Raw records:
-- BEGIN --

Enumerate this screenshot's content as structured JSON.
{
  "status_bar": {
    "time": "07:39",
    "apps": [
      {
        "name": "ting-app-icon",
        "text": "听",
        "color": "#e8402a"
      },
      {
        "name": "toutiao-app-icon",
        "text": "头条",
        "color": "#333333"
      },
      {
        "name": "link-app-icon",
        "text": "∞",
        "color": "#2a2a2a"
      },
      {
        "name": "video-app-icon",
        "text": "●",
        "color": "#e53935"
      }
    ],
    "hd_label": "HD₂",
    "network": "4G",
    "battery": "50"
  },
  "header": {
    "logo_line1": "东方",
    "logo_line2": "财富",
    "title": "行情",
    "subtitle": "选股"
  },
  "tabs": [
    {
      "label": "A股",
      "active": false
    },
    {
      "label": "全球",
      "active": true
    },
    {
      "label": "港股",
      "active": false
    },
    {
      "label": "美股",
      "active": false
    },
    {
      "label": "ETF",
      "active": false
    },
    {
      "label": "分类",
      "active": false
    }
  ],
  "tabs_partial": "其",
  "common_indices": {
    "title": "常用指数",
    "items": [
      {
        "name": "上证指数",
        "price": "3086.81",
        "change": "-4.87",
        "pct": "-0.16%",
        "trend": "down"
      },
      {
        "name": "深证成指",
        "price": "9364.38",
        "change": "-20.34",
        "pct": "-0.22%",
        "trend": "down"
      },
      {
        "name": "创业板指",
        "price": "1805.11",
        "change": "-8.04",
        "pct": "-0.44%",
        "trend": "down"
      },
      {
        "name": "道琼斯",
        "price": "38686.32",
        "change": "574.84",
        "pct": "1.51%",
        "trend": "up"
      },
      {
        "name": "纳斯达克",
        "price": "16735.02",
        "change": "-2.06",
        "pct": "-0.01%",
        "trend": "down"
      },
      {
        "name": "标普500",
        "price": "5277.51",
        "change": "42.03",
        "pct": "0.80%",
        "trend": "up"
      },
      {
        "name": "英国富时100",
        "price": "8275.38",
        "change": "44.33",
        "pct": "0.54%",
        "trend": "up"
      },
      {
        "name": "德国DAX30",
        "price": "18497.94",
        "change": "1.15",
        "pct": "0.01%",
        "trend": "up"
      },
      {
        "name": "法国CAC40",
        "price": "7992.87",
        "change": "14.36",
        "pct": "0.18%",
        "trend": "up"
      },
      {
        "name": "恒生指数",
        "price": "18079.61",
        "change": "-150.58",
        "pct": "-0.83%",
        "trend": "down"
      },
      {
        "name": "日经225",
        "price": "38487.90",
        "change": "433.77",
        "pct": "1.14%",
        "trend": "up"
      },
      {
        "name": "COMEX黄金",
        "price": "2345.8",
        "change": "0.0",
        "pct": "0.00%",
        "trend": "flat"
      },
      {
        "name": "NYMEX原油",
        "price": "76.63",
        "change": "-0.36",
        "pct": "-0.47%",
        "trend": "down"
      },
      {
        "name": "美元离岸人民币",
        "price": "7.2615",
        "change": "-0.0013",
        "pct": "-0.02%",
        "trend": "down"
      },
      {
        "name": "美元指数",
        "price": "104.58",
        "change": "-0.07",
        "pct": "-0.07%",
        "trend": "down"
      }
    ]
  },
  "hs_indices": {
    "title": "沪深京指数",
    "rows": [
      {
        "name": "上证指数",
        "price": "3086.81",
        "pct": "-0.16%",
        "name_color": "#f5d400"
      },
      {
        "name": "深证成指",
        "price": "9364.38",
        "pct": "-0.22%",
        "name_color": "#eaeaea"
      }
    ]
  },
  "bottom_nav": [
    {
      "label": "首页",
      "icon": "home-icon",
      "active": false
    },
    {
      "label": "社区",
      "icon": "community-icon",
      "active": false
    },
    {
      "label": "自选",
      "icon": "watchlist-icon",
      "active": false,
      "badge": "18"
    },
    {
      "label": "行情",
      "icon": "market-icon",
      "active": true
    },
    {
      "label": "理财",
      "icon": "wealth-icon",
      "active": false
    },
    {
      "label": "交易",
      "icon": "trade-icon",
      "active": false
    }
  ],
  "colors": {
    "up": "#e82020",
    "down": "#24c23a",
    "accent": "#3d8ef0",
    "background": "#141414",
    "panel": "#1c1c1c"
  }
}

-- END --

Each line above must be reproduced exactly as it stands.

Enumerate this screenshot's content as structured JSON.
{
  "status_bar": {
    "time": "07:39",
    "apps": [
      {
        "name": "ting-app-icon",
        "text": "听",
        "color": "#e8402a"
      },
      {
        "name": "toutiao-app-icon",
        "text": "头条",
        "color": "#333333"
      },
      {
        "name": "link-app-icon",
        "text": "∞",
        "color": "#2a2a2a"
      },
      {
        "name": "video-app-icon",
        "text": "●",
        "color": "#e53935"
      }
    ],
    "hd_label": "HD₂",
    "network": "4G",
    "battery": "50"
  },
  "header": {
    "logo_line1": "东方",
    "logo_line2": "财富",
    "title": "行情",
    "subtitle": "选股"
  },
  "tabs": [
    {
      "label": "A股",
      "active": false
    },
    {
      "label": "全球",
      "active": true
    },
    {
      "label": "港股",
      "active": false
    },
    {
      "label": "美股",
      "active": false
    },
    {
      "label": "ETF",
      "active": false
    },
    {
      "label": "分类",
      "active": false
    }
  ],
  "tabs_partial": "其",
  "common_indices": {
    "title": "常用指数",
    "items": [
      {
        "name": "上证指数",
        "price": "3086.81",
        "change": "-4.87",
        "pct": "-0.16%",
        "trend": "down"
      },
      {
        "name": "深证成指",
        "price": "9364.38",
        "change": "-20.34",
        "pct": "-0.22%",
        "trend": "down"
      },
      {
        "name": "创业板指",
        "price": "1805.11",
        "change": "-8.04",
        "pct": "-0.44%",
        "trend": "down"
      },
      {
        "name": "道琼斯",
        "price": "38686.32",
        "change": "574.84",
        "pct": "1.51%",
        "trend": "up"
      },
      {
        "name": "纳斯达克",
        "price": "16735.02",
        "change": "-2.06",
        "pct": "-0.01%",
        "trend": "down"
      },
      {
        "name": "标普500",
        "price": "5277.51",
        "change": "42.03",
        "pct": "0.80%",
        "trend": "up"
      },
      {
        "name": "英国富时100",
        "price": "8275.38",
        "change": "44.33",
        "pct": "0.54%",
        "trend": "up"
      },
      {
        "name": "德国DAX30",
        "price": "18497.94",
        "change": "1.15",
        "pct": "0.01%",
        "trend": "up"
      },
      {
        "name": "法国CAC40",
        "price": "7992.87",
        "change": "14.36",
        "pct": "0.18%",
        "trend": "up"
      },
      {
        "name": "恒生指数",
        "price": "18079.61",
        "change": "-150.58",
        "pct": "-0.83%",
        "trend": "down"
      },
      {
        "name": "日经225",
        "price": "38487.90",
        "change": "433.77",
        "pct": "1.14%",
        "trend": "up"
      },
      {
        "name": "COMEX黄金",
        "price": "2345.8",
        "change": "0.0",
        "pct": "0.00%",
        "trend": "flat"
      },
      {
        "name": "NYMEX原油",
        "price": "76.63",
        "change": "-0.36",
        "pct": "-0.47%",
        "trend": "down"
      },
      {
        "name": "美元离岸人民币",
        "price": "7.2615",
        "change": "-0.0013",
        "pct": "-0.02%",
        "trend": "down"
      },
      {
        "name": "美元指数",
        "price": "104.58",
        "change": "-0.07",
        "pct": "-0.07%",
        "trend": "down"
      }
    ]
  },
  "hs_indices": {
    "title": "沪深京指数",
    "rows": [
      {
        "name": "上证指数",
        "price": "3086.81",
        "pct": "-0.16%",
        "name_color": "#f5d400"
      },
      {
        "name": "深证成指",
        "price": "9364.38",
        "pct": "-0.22%",
        "name_color": "#eaeaea"
      }
    ]
  },
  "bottom_nav": [
    {
      "label": "首页",
      "icon": "home-icon",
      "active": false
    },
    {
      "label": "社区",
      "icon": "community-icon",
      "active": false
    },
    {
      "label": "自选",
      "icon": "watchlist-icon",
      "active": false,
      "badge": "18"
    },
    {
      "label": "行情",
      "icon": "market-icon",
      "active": true
    },
    {
      "label": "理财",
      "icon": "wealth-icon",
      "active": false
    },
    {
      "label": "交易",
      "icon": "trade-icon",
      "active": false
    }
  ],
  "colors": {
    "up": "#e82020",
    "down": "#24c23a",
    "accent": "#3d8ef0",
    "background": "#141414",
    "panel": "#1c1c1c"
  }
}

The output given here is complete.